# 課題の内容:
(1) アマチュア無線の思い出を語る本文によると、同級生2人が開局のために購入した無線機は、どのメーカーの何という機種ですか。
(2) アマチュア無線の思い出を語る本文の続きを、最後の文のあとから書いてください。

# 本文抜粋:

▬▬▬

HFでのローカルラグチュー
昔、友人達がアマチュア無線に目覚めて電話級免許を取り始めた中学生時代でしたから、今から30年以上前の話になります。平日に学校を休んで札幌まで電話級アマチュア無線技士試験を受験しに行った同級生2人は無事に国家試験に合格し、その頃入門用として初心者にはポピュラーになり始めていたVHFの6mや2mに見向きもせずに日本中どことでも交信できるHFの無線機で開局することになりました。2人ともHFだったらぜったいに八重洲の無線機が良いなどと言っていたのに、なぜか2人とも同じトリオの無線機で、初心者向きのTS−311というリグを購入し、開局に至ったと思いました。なにせこちらはリグの機種など全くわからなく、ただトリオだということはわかっただけなのですが、それでも遠くと交信するためになぜこれだけ大きな筐体のトランシーバが必要なのか理解が出来ませんでした。なにせ普段我々が使う機会のあったトランシーバというと学研のラジホーンの類のおもちゃ屋で手に入るくらいのハンディトーキしか知りませんでしたから(笑)

▬▬▬

# 提供された記録:
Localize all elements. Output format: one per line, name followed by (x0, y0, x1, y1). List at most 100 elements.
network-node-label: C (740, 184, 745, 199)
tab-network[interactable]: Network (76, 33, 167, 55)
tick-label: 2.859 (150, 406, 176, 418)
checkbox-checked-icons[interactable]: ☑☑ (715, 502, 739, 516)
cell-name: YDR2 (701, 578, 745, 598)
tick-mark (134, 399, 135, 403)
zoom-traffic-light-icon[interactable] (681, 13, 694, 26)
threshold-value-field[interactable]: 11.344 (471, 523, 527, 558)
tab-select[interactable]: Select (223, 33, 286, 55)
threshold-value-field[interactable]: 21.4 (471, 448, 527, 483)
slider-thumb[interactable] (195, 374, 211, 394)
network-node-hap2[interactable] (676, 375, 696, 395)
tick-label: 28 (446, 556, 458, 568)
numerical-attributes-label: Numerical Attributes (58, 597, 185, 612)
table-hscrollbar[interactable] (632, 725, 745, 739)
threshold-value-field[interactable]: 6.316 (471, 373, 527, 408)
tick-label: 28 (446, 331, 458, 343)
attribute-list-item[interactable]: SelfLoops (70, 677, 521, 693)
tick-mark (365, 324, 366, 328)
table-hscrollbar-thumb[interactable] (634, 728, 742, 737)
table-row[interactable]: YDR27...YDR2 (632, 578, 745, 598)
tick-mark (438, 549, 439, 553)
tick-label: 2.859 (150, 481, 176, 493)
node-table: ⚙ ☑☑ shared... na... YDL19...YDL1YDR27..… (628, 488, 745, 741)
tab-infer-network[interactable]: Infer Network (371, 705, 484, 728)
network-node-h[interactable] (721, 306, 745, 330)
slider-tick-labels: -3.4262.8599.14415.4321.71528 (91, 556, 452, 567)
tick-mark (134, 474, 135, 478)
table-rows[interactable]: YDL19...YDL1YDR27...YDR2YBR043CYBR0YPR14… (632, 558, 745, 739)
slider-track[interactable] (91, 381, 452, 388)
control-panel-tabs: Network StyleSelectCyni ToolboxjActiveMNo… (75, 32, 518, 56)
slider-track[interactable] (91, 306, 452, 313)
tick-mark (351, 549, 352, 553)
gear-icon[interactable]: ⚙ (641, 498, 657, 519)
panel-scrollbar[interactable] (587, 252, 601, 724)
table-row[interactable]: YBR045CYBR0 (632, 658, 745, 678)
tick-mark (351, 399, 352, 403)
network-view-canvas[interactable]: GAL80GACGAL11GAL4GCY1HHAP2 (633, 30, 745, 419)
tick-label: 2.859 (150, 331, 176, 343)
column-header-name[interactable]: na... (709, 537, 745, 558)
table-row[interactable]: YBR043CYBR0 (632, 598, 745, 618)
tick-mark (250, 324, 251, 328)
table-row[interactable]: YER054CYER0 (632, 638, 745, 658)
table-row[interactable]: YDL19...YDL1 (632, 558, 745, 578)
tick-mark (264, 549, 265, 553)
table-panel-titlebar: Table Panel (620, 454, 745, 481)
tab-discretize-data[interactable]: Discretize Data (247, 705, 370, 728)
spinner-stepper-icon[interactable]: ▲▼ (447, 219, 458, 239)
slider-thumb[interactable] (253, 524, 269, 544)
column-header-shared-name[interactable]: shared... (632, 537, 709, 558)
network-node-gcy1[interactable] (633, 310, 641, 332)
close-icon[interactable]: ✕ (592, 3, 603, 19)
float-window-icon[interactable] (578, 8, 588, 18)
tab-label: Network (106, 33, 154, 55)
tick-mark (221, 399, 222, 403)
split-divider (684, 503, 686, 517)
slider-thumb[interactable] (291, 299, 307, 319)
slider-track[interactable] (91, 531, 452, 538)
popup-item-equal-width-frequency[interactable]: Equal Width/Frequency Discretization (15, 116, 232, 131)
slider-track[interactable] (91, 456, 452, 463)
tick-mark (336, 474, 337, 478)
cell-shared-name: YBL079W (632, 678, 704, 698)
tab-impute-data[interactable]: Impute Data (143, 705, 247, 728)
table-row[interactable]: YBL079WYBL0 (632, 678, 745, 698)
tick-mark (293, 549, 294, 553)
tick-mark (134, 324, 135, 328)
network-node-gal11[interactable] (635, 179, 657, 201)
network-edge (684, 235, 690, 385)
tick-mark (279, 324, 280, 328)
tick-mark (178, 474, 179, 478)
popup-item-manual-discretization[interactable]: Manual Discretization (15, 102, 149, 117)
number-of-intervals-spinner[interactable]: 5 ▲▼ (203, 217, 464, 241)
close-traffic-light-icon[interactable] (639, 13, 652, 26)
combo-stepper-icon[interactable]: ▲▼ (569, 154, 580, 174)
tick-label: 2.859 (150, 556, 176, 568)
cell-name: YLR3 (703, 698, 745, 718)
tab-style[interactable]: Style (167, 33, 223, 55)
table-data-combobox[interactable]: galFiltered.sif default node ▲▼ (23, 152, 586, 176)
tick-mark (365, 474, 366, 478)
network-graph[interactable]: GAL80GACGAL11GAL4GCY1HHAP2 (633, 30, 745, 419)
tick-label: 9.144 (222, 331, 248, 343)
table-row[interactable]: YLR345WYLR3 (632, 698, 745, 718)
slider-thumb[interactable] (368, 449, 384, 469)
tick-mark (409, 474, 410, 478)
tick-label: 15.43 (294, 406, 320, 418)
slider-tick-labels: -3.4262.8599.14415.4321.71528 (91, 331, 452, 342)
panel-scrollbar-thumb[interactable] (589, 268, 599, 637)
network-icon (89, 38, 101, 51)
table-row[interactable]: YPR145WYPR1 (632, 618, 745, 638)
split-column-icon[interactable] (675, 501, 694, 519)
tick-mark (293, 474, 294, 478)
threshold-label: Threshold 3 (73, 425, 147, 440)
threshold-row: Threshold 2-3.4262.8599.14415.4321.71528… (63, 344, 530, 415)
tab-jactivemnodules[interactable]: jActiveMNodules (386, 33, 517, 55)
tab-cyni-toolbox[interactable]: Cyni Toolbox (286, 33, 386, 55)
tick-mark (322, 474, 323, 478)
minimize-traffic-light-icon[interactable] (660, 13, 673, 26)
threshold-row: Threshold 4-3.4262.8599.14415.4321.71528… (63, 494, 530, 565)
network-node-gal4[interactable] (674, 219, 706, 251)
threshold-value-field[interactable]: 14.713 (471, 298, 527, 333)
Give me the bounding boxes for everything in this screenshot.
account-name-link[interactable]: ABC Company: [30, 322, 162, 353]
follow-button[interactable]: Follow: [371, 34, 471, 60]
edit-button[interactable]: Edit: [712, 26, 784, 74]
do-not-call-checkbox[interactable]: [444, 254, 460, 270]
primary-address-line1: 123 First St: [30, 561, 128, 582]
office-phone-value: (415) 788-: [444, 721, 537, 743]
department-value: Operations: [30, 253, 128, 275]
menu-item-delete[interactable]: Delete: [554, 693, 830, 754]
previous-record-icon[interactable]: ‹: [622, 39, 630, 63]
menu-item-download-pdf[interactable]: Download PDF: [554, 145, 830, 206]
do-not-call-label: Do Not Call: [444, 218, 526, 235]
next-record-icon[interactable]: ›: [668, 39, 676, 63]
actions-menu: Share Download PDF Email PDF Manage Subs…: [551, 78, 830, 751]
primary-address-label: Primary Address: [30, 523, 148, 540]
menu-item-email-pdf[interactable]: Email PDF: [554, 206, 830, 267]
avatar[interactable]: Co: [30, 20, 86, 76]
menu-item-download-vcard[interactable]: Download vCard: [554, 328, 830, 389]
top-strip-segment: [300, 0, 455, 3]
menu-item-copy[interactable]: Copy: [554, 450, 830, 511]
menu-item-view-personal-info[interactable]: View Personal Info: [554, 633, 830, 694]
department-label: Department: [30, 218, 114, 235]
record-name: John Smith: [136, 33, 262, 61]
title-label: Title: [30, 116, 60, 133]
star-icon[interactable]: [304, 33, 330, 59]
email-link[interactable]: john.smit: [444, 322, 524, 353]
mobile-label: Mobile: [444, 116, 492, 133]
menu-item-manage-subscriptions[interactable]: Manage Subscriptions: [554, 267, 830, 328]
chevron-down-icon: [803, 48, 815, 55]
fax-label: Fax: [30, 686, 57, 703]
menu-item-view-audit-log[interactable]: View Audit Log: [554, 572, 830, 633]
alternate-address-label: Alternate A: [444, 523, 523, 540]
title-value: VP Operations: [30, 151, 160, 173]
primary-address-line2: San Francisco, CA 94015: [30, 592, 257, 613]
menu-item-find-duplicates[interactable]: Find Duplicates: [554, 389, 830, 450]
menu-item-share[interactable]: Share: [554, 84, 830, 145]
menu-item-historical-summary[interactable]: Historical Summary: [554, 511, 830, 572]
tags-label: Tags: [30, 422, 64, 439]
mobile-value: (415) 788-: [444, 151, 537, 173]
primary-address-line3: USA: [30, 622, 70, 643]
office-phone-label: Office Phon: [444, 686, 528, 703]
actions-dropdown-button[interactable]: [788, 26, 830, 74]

▬▬▬

# 課題の解答:
(1) トリオのTS−311です。

(2)
彼らは本格的なアンテナを建てるわけにもいかず、垂直系の7/21に出られるようなアンテナでQRVしていたと思いますが、いつも遠くの局と交信できるとは限らないので、学校から帰ってくると一方から電話で「そろそろ無線やろうぜ」などとスケジュールQSOというかラグチューの約束をし、お互いに電話代わりに何十分でもしゃべり合うことを繰り返すのが常でした。お互いの家は歩いて5分も掛からない距離にあるのに21メガでのラグチューというのも、電波がどこかとんでもない所に届いているとすると、今にして考えれば迷惑な話ですが。それでもそのラグチューが部外者のこちらが聞くと妙にかしこまった無線調なのが「ライセンスの必要なアマチュア無線」を強く感じさせました。ある日一方のE君宅(JA8VZO)に遊びに行っていたときに電話が掛かってきて、これからスケジュールQSOをするというので、その無線での会話を聞いていると、相手のK君(JA8VUG)に「バックグラウンドノイズとしてだったら後ろで声を出しても構わないから一度声をだしてごらん」なんて言われたんですけど遠慮しときました。正規の免許を取って無線で声を出すまでそれから30年かかりましたけどね(^_^;)
そうやって21メガでラグチューを繰り返している彼らにある日、割り込んできた局があったそうです。それで「いつまでもくだらない会話で同じ周波数を何十分も塞ぐな」とどなられたらしく、けっこう彼らは憤慨していたんですけど、その声の主というのが他校でしたが中学の恐い先生で、そこは一家はXさん含めてすべて免許持ちであり、2級下の同じ中学の女の子は電信級(のち2アマ)のコールサイン持ちだったのです。ちなみにその恐い先生はもう70歳をとうに越えられましたが、あいかわらず無線界では我が町の現役長老の1人です。そういうことがあったからかどうか、2人とも急に電鍵を買い込んで電信級免許取得の準備に入りましたから、今度はCWラグチューにでも移行しようとでも思ったのでしょうか?(笑)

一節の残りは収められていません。